## Raw data
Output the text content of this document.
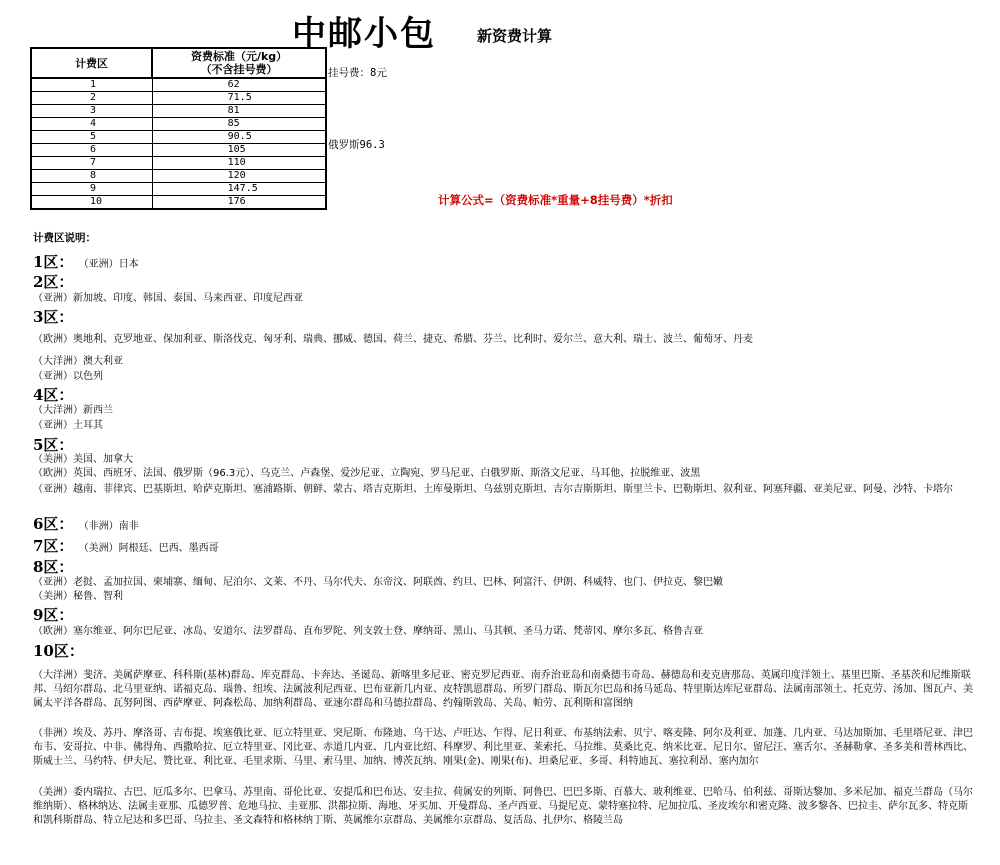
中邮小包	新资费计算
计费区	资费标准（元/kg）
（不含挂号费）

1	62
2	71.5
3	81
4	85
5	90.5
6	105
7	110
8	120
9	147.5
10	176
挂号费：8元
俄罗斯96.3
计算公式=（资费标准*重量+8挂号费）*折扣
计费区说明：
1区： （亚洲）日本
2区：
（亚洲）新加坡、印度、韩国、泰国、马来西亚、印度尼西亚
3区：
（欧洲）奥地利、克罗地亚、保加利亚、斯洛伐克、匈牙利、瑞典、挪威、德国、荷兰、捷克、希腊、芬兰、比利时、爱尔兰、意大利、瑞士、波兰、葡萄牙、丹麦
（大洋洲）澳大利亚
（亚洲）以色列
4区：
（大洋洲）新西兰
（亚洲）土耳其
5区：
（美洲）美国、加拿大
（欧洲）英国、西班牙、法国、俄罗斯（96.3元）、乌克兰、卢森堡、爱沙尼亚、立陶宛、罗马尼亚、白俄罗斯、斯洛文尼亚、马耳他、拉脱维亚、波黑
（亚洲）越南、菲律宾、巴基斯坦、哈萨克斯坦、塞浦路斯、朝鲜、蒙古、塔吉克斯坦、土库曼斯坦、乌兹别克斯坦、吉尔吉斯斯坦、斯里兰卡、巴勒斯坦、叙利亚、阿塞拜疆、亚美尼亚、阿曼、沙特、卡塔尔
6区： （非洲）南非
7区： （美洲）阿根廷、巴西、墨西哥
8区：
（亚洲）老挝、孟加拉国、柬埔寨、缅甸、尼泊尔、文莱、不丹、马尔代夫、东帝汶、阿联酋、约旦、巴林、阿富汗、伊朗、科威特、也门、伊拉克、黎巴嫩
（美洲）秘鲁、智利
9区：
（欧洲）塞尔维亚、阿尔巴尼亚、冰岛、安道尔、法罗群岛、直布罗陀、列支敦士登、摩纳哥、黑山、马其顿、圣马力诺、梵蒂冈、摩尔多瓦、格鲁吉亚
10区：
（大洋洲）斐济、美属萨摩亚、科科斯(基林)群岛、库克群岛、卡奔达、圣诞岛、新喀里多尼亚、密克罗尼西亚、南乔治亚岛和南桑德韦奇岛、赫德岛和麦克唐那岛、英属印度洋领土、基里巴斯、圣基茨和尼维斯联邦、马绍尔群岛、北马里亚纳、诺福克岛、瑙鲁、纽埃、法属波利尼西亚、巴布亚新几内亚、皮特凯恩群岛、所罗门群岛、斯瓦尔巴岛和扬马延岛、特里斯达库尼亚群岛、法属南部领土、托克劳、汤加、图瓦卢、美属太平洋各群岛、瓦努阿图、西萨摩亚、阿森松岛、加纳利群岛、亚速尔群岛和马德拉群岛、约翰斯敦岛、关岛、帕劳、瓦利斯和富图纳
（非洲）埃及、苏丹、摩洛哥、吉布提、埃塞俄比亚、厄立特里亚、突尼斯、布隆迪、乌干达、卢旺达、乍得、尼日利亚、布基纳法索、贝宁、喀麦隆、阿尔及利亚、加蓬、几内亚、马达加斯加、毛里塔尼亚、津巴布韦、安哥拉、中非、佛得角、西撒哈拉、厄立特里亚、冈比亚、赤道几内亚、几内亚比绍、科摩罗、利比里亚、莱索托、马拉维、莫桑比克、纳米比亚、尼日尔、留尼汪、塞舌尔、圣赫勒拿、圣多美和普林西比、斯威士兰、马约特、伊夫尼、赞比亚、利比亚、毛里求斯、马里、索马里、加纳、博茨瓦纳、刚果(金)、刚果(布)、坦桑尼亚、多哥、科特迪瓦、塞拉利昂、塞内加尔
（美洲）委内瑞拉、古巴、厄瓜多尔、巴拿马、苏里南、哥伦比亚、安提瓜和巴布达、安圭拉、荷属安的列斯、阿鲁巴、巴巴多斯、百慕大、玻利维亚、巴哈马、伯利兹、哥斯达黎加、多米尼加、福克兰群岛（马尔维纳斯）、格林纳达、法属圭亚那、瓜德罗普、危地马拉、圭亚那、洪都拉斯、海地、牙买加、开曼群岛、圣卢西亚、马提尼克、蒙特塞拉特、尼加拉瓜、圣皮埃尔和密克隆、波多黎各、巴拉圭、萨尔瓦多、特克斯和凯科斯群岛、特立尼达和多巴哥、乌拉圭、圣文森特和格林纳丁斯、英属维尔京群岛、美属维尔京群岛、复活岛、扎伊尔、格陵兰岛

## What is expected
Reproduce all of the data exactly, omitting each picture it holds.

## Task solution
Output the text content of this document.
中邮小包	新资费计算
计费区	资费标准（元/kg）
（不含挂号费）

1	62
2	71.5
3	81
4	85
5	90.5
6	105
7	110
8	120
9	147.5
10	176
挂号费：8元
俄罗斯96.3
计算公式=（资费标准*重量+8挂号费）*折扣
计费区说明：
1区： （亚洲）日本
2区：
（亚洲）新加坡、印度、韩国、泰国、马来西亚、印度尼西亚
3区：
（欧洲）奥地利、克罗地亚、保加利亚、斯洛伐克、匈牙利、瑞典、挪威、德国、荷兰、捷克、希腊、芬兰、比利时、爱尔兰、意大利、瑞士、波兰、葡萄牙、丹麦
（大洋洲）澳大利亚
（亚洲）以色列
4区：
（大洋洲）新西兰
（亚洲）土耳其
5区：
（美洲）美国、加拿大
（欧洲）英国、西班牙、法国、俄罗斯（96.3元）、乌克兰、卢森堡、爱沙尼亚、立陶宛、罗马尼亚、白俄罗斯、斯洛文尼亚、马耳他、拉脱维亚、波黑
（亚洲）越南、菲律宾、巴基斯坦、哈萨克斯坦、塞浦路斯、朝鲜、蒙古、塔吉克斯坦、土库曼斯坦、乌兹别克斯坦、吉尔吉斯斯坦、斯里兰卡、巴勒斯坦、叙利亚、阿塞拜疆、亚美尼亚、阿曼、沙特、卡塔尔
6区： （非洲）南非
7区： （美洲）阿根廷、巴西、墨西哥
8区：
（亚洲）老挝、孟加拉国、柬埔寨、缅甸、尼泊尔、文莱、不丹、马尔代夫、东帝汶、阿联酋、约旦、巴林、阿富汗、伊朗、科威特、也门、伊拉克、黎巴嫩
（美洲）秘鲁、智利
9区：
（欧洲）塞尔维亚、阿尔巴尼亚、冰岛、安道尔、法罗群岛、直布罗陀、列支敦士登、摩纳哥、黑山、马其顿、圣马力诺、梵蒂冈、摩尔多瓦、格鲁吉亚
10区：
（大洋洲）斐济、美属萨摩亚、科科斯(基林)群岛、库克群岛、卡奔达、圣诞岛、新喀里多尼亚、密克罗尼西亚、南乔治亚岛和南桑德韦奇岛、赫德岛和麦克唐那岛、英属印度洋领土、基里巴斯、圣基茨和尼维斯联邦、马绍尔群岛、北马里亚纳、诺福克岛、瑙鲁、纽埃、法属波利尼西亚、巴布亚新几内亚、皮特凯恩群岛、所罗门群岛、斯瓦尔巴岛和扬马延岛、特里斯达库尼亚群岛、法属南部领土、托克劳、汤加、图瓦卢、美属太平洋各群岛、瓦努阿图、西萨摩亚、阿森松岛、加纳利群岛、亚速尔群岛和马德拉群岛、约翰斯敦岛、关岛、帕劳、瓦利斯和富图纳
（非洲）埃及、苏丹、摩洛哥、吉布提、埃塞俄比亚、厄立特里亚、突尼斯、布隆迪、乌干达、卢旺达、乍得、尼日利亚、布基纳法索、贝宁、喀麦隆、阿尔及利亚、加蓬、几内亚、马达加斯加、毛里塔尼亚、津巴布韦、安哥拉、中非、佛得角、西撒哈拉、厄立特里亚、冈比亚、赤道几内亚、几内亚比绍、科摩罗、利比里亚、莱索托、马拉维、莫桑比克、纳米比亚、尼日尔、留尼汪、塞舌尔、圣赫勒拿、圣多美和普林西比、斯威士兰、马约特、伊夫尼、赞比亚、利比亚、毛里求斯、马里、索马里、加纳、博茨瓦纳、刚果(金)、刚果(布)、坦桑尼亚、多哥、科特迪瓦、塞拉利昂、塞内加尔
（美洲）委内瑞拉、古巴、厄瓜多尔、巴拿马、苏里南、哥伦比亚、安提瓜和巴布达、安圭拉、荷属安的列斯、阿鲁巴、巴巴多斯、百慕大、玻利维亚、巴哈马、伯利兹、哥斯达黎加、多米尼加、福克兰群岛（马尔维纳斯）、格林纳达、法属圭亚那、瓜德罗普、危地马拉、圭亚那、洪都拉斯、海地、牙买加、开曼群岛、圣卢西亚、马提尼克、蒙特塞拉特、尼加拉瓜、圣皮埃尔和密克隆、波多黎各、巴拉圭、萨尔瓦多、特克斯和凯科斯群岛、特立尼达和多巴哥、乌拉圭、圣文森特和格林纳丁斯、英属维尔京群岛、美属维尔京群岛、复活岛、扎伊尔、格陵兰岛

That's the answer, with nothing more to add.